The problem
What lines in the entries below contain the word "stages"? Copy all of them.

Task inputs
══════
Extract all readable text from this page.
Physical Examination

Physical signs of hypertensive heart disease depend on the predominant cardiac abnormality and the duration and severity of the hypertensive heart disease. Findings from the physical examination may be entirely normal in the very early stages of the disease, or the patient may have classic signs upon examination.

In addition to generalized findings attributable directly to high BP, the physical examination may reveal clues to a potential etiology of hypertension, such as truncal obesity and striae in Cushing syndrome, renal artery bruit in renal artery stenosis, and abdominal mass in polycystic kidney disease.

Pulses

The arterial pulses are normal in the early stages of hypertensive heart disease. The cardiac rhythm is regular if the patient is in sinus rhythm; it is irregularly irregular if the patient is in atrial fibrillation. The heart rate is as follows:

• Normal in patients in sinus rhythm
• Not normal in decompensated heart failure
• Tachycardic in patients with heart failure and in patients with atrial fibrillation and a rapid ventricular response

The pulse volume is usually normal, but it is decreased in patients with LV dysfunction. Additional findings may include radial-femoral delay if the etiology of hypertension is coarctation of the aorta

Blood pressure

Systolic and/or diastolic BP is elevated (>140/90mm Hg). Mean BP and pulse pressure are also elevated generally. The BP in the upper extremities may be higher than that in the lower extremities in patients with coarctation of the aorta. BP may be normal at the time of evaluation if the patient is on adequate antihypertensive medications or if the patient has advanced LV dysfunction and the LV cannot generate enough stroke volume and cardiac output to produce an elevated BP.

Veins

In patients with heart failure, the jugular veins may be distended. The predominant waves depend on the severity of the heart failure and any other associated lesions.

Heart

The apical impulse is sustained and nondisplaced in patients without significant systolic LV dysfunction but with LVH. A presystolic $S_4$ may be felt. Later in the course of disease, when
══════
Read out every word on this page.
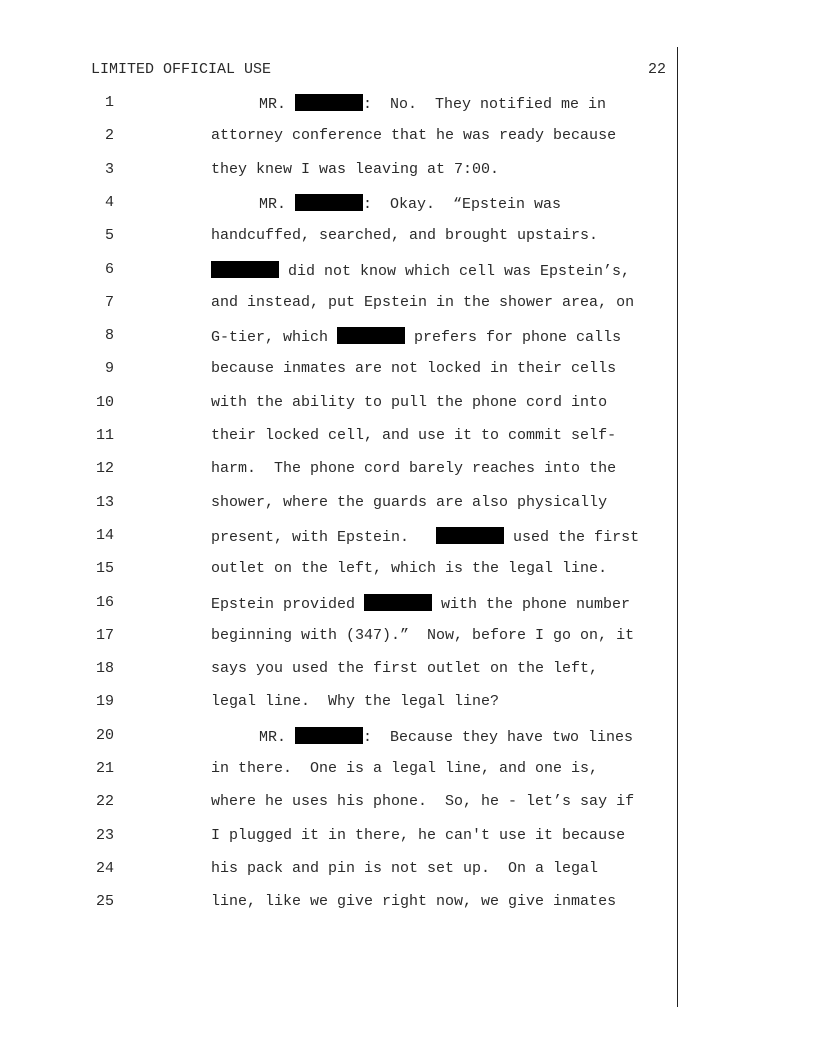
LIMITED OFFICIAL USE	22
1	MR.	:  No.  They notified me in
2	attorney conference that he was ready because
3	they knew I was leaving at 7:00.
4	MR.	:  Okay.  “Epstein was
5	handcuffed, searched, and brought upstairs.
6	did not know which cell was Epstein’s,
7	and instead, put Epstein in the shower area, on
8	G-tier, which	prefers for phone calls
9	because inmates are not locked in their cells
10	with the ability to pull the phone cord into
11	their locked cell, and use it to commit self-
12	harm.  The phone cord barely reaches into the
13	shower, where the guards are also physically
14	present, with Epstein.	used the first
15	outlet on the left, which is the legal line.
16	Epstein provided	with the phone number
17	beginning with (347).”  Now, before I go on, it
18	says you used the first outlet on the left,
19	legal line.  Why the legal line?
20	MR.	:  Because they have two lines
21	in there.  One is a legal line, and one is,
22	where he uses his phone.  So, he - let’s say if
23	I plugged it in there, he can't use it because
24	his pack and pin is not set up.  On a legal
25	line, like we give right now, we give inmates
══════
Answer to the exercise
Physical signs of hypertensive heart disease depend on the predominant cardiac abnormality and the duration and severity of the hypertensive heart disease. Findings from the physical examination may be entirely normal in the very early stages of the disease, or the patient may have classic signs upon examination.
The arterial pulses are normal in the early stages of hypertensive heart disease. The cardiac rhythm is regular if the patient is in sinus rhythm; it is irregularly irregular if the patient is in atrial fibrillation. The heart rate is as follows:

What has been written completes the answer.